(Data records)

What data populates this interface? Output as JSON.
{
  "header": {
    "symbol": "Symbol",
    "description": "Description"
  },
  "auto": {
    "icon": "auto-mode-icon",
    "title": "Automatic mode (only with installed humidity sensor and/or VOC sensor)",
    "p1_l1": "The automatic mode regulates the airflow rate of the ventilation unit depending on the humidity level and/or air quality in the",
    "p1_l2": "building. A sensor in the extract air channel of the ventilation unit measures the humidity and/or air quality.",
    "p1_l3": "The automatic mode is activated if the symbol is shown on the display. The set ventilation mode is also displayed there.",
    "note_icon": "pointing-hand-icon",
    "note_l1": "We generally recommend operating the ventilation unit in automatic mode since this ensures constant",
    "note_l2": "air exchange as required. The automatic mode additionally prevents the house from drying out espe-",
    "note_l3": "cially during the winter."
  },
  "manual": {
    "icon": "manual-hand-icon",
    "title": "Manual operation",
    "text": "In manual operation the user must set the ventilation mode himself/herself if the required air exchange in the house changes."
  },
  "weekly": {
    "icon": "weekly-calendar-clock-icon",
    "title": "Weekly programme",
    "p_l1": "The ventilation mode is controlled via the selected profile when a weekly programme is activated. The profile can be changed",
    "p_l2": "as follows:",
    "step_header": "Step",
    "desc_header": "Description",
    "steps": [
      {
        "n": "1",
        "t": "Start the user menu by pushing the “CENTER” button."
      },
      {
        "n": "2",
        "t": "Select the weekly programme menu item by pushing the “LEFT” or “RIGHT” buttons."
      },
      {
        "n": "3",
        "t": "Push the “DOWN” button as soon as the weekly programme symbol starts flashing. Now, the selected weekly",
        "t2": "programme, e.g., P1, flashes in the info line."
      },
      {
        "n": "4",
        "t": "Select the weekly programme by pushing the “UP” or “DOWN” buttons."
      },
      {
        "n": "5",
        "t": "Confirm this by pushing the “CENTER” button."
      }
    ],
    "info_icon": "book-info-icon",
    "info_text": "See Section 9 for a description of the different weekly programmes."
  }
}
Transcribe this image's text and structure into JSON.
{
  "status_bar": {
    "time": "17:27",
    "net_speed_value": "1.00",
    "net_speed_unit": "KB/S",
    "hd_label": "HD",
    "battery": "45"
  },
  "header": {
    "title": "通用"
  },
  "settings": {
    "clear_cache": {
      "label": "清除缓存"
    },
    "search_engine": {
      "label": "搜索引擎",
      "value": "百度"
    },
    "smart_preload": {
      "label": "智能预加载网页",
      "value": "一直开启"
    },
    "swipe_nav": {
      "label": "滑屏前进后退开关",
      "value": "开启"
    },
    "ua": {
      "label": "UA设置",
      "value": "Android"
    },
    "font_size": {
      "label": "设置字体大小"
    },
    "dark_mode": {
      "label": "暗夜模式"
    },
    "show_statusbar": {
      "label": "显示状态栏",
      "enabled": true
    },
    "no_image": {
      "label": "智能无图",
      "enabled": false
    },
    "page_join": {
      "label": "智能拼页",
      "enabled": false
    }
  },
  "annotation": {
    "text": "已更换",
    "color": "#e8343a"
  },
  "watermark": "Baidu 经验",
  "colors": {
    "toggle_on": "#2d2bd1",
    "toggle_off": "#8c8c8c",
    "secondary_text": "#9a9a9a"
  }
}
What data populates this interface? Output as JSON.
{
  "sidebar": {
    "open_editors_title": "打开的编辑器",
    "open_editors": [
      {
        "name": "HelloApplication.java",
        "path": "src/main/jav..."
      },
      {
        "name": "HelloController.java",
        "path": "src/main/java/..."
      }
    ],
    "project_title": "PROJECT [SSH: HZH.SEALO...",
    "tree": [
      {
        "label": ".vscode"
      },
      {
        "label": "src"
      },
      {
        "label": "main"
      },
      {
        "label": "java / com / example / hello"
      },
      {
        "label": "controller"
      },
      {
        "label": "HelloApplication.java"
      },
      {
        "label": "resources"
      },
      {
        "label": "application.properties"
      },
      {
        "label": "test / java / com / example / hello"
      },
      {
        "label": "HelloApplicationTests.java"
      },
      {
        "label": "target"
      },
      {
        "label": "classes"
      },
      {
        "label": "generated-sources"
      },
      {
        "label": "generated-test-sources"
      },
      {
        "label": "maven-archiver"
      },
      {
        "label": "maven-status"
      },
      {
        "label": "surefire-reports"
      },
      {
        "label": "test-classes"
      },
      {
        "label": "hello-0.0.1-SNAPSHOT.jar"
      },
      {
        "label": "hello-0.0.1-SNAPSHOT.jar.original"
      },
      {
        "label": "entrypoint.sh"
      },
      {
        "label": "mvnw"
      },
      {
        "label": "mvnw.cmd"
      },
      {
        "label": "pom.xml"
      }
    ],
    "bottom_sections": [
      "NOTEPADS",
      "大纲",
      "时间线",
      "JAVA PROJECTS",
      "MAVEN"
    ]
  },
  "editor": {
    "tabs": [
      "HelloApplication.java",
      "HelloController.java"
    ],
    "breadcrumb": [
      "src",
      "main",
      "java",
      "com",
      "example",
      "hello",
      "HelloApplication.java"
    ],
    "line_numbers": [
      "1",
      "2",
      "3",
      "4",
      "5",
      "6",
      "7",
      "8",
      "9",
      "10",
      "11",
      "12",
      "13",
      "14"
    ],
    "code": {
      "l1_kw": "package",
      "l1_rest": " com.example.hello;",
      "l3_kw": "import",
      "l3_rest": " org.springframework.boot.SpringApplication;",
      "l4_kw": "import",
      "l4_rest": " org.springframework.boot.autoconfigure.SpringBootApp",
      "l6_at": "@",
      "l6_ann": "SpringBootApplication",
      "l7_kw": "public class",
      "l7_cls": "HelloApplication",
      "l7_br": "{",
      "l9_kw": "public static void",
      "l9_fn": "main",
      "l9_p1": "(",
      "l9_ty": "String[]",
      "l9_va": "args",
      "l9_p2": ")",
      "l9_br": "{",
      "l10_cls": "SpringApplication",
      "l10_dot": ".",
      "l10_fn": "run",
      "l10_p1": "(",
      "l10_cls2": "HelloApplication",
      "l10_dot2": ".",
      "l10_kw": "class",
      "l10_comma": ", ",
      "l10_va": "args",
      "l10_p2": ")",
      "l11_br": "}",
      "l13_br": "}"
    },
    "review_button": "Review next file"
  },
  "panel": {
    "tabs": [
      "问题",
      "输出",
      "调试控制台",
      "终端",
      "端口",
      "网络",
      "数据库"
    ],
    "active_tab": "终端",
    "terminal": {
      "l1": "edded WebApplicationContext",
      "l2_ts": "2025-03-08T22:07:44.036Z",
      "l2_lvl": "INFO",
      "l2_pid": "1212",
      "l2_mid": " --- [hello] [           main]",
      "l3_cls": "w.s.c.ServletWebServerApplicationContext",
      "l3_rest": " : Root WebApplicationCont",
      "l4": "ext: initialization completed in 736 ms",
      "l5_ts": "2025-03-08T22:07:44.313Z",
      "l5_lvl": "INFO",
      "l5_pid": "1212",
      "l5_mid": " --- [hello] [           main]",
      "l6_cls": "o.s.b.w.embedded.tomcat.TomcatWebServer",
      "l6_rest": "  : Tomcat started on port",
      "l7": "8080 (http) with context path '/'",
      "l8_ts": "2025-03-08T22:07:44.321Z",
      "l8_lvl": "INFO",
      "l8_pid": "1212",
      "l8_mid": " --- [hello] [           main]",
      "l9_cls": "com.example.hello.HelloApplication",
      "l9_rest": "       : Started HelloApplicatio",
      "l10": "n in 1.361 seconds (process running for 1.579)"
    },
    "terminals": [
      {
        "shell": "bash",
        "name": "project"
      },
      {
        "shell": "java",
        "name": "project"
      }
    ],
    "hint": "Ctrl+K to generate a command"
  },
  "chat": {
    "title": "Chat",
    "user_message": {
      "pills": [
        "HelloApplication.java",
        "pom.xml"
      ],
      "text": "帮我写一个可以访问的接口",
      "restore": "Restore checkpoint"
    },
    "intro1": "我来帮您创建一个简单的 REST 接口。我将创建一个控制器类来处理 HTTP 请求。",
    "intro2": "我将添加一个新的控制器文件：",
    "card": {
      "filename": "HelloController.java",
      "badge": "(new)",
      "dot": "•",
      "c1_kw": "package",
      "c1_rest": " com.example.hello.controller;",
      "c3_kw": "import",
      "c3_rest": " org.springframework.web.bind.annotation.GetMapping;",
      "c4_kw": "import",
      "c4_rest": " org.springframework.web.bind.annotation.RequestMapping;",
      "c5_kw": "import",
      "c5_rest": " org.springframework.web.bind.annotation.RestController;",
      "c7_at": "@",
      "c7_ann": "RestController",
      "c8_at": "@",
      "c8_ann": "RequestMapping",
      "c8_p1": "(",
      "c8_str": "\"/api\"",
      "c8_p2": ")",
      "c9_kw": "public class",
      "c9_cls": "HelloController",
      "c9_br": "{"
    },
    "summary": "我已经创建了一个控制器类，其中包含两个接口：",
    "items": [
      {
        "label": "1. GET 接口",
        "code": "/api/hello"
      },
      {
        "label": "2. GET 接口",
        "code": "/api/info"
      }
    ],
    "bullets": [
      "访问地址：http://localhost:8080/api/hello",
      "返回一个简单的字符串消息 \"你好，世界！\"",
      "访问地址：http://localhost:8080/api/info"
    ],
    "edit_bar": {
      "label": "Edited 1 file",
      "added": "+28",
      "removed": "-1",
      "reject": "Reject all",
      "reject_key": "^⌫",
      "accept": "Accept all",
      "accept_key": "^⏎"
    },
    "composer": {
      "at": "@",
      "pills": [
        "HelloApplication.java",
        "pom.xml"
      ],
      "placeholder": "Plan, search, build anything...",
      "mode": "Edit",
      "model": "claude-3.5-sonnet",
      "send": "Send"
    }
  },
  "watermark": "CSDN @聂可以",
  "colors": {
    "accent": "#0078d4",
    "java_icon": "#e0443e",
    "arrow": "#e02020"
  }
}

__What is asked__.
Note every line above where the string "menu" shows up, and copy those lines.

__Final result__.
        "t": "Start the user menu by pushing the “CENTER” button."
        "t": "Select the weekly programme menu item by pushing the “LEFT” or “RIGHT” buttons."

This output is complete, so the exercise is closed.